Source data:
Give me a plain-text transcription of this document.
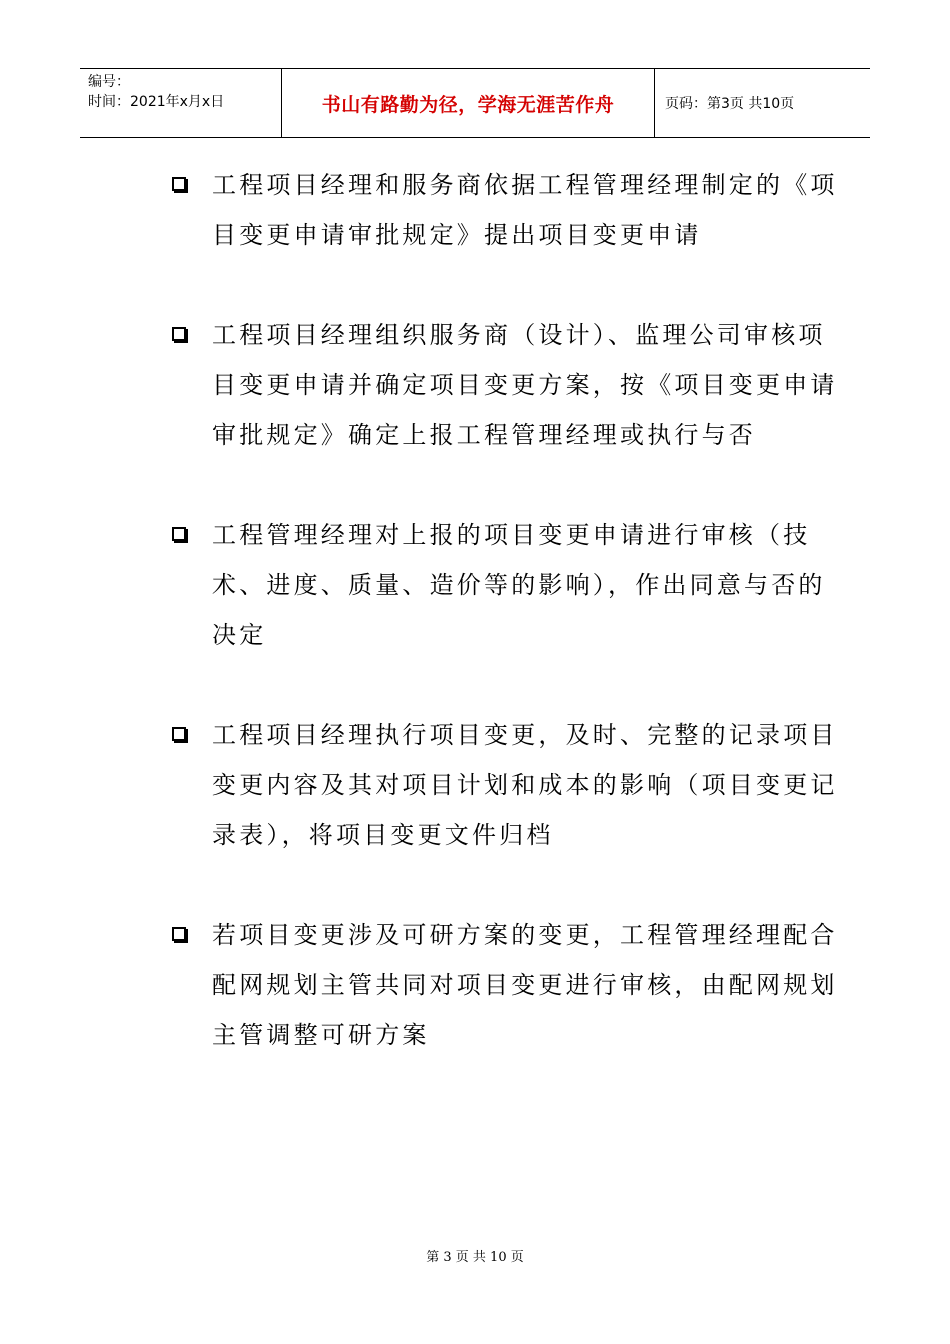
编号：
时间：2021年x月x日	书山有路勤为径，学海无涯苦作舟	页码：第3页 共10页
工程项目经理和服务商依据工程管理经理制定的《项目变更申请审批规定》提出项目变更申请
工程项目经理组织服务商（设计）、监理公司审核项目变更申请并确定项目变更方案，按《项目变更申请审批规定》确定上报工程管理经理或执行与否
工程管理经理对上报的项目变更申请进行审核（技术、进度、质量、造价等的影响），作出同意与否的决定
工程项目经理执行项目变更，及时、完整的记录项目变更内容及其对项目计划和成本的影响（项目变更记录表），将项目变更文件归档
若项目变更涉及可研方案的变更，工程管理经理配合配网规划主管共同对项目变更进行审核，由配网规划主管调整可研方案
第 3 页 共 10 页
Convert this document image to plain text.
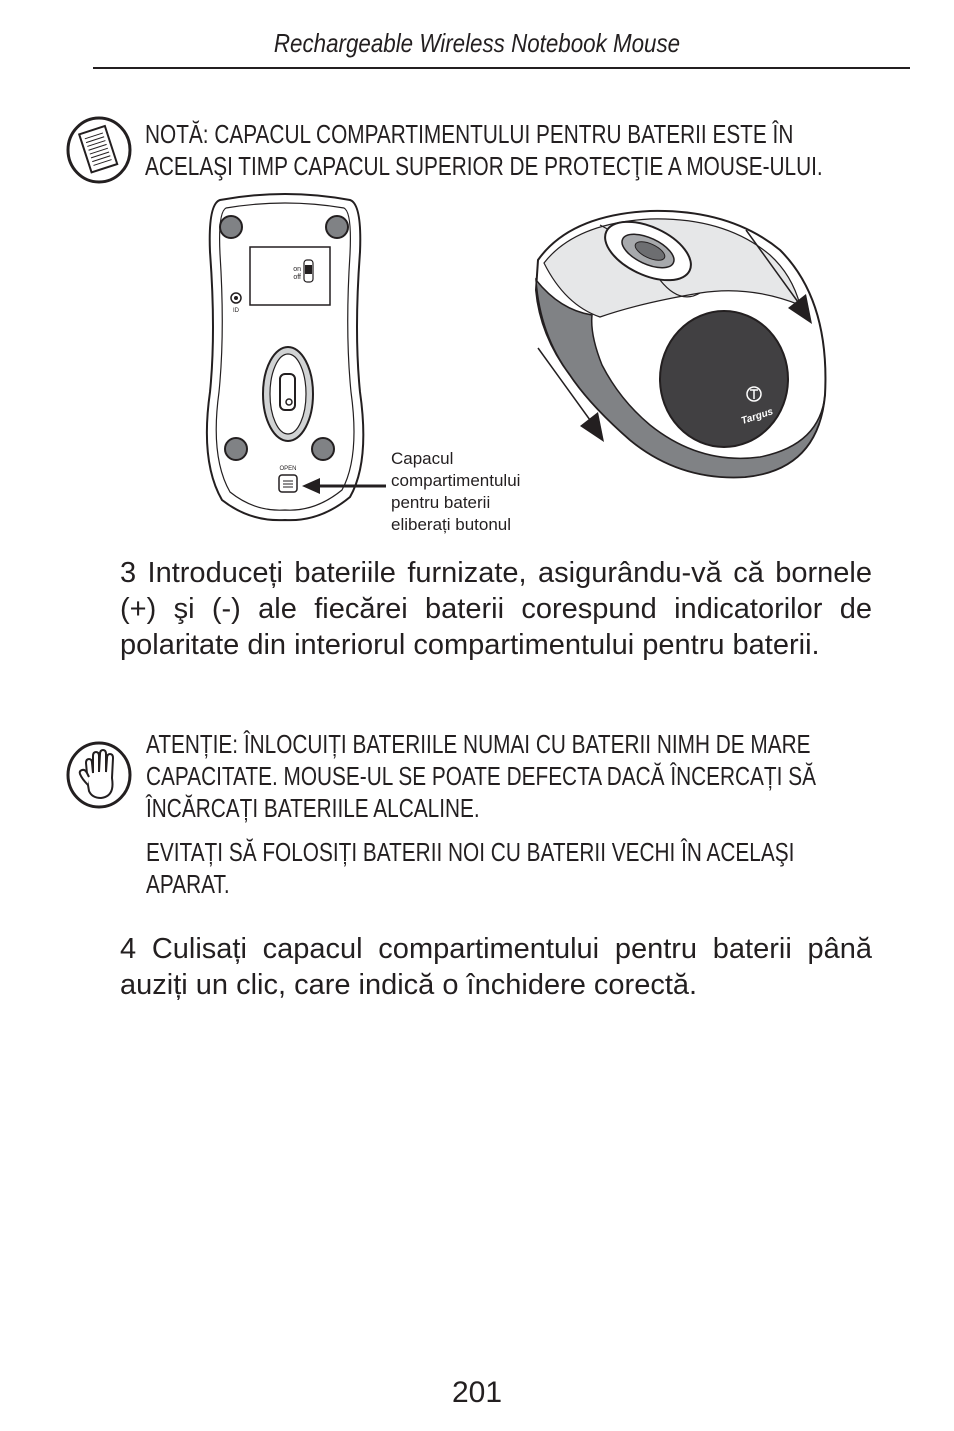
Rechargeable Wireless Notebook Mouse
NOTĂ: CAPACUL COMPARTIMENTULUI PENTRU BATERII ESTE ÎN
ACELAŞI TIMP CAPACUL SUPERIOR DE PROTECŢIE A MOUSE-ULUI.
on
off
ID
OPEN
Capacul
compartimentului
pentru baterii
eliberați butonul
Targus
3 Introduceți bateriile furnizate, asigurându-vă că bornele (+) şi (-) ale fiecărei baterii corespund indicatorilor de polaritate din interiorul compartimentului pentru baterii.
ATENȚIE: ÎNLOCUIȚI BATERIILE NUMAI CU BATERII NIMH DE MARE
CAPACITATE. MOUSE-UL SE POATE DEFECTA DACĂ ÎNCERCAȚI SĂ
ÎNCĂRCAȚI BATERIILE ALCALINE.
EVITAȚI SĂ FOLOSIȚI BATERII NOI CU BATERII VECHI ÎN ACELAŞI
APARAT.
4 Culisați capacul compartimentului pentru baterii până auziți un clic, care indică o închidere corectă.
201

What you are asked to do:
Quote the records above exactly, leaving out any pictures.

Response to the exercise:
Give me a plain-text transcription of this document.
编号：
时间：2021年x月x日	书山有路勤为径，学海无涯苦作舟	页码：第3页 共10页
工程项目经理和服务商依据工程管理经理制定的《项目变更申请审批规定》提出项目变更申请
工程项目经理组织服务商（设计）、监理公司审核项目变更申请并确定项目变更方案，按《项目变更申请审批规定》确定上报工程管理经理或执行与否
工程管理经理对上报的项目变更申请进行审核（技术、进度、质量、造价等的影响），作出同意与否的决定
工程项目经理执行项目变更，及时、完整的记录项目变更内容及其对项目计划和成本的影响（项目变更记录表），将项目变更文件归档
若项目变更涉及可研方案的变更，工程管理经理配合配网规划主管共同对项目变更进行审核，由配网规划主管调整可研方案
第 3 页 共 10 页
Convert this document image to plain text.
Rechargeable Wireless Notebook Mouse
NOTĂ: CAPACUL COMPARTIMENTULUI PENTRU BATERII ESTE ÎN
ACELAŞI TIMP CAPACUL SUPERIOR DE PROTECŢIE A MOUSE-ULUI.
on
off
ID
OPEN
Capacul
compartimentului
pentru baterii
eliberați butonul
Targus
3 Introduceți bateriile furnizate, asigurându-vă că bornele (+) şi (-) ale fiecărei baterii corespund indicatorilor de polaritate din interiorul compartimentului pentru baterii.
ATENȚIE: ÎNLOCUIȚI BATERIILE NUMAI CU BATERII NIMH DE MARE
CAPACITATE. MOUSE-UL SE POATE DEFECTA DACĂ ÎNCERCAȚI SĂ
ÎNCĂRCAȚI BATERIILE ALCALINE.
EVITAȚI SĂ FOLOSIȚI BATERII NOI CU BATERII VECHI ÎN ACELAŞI
APARAT.
4 Culisați capacul compartimentului pentru baterii până auziți un clic, care indică o închidere corectă.
201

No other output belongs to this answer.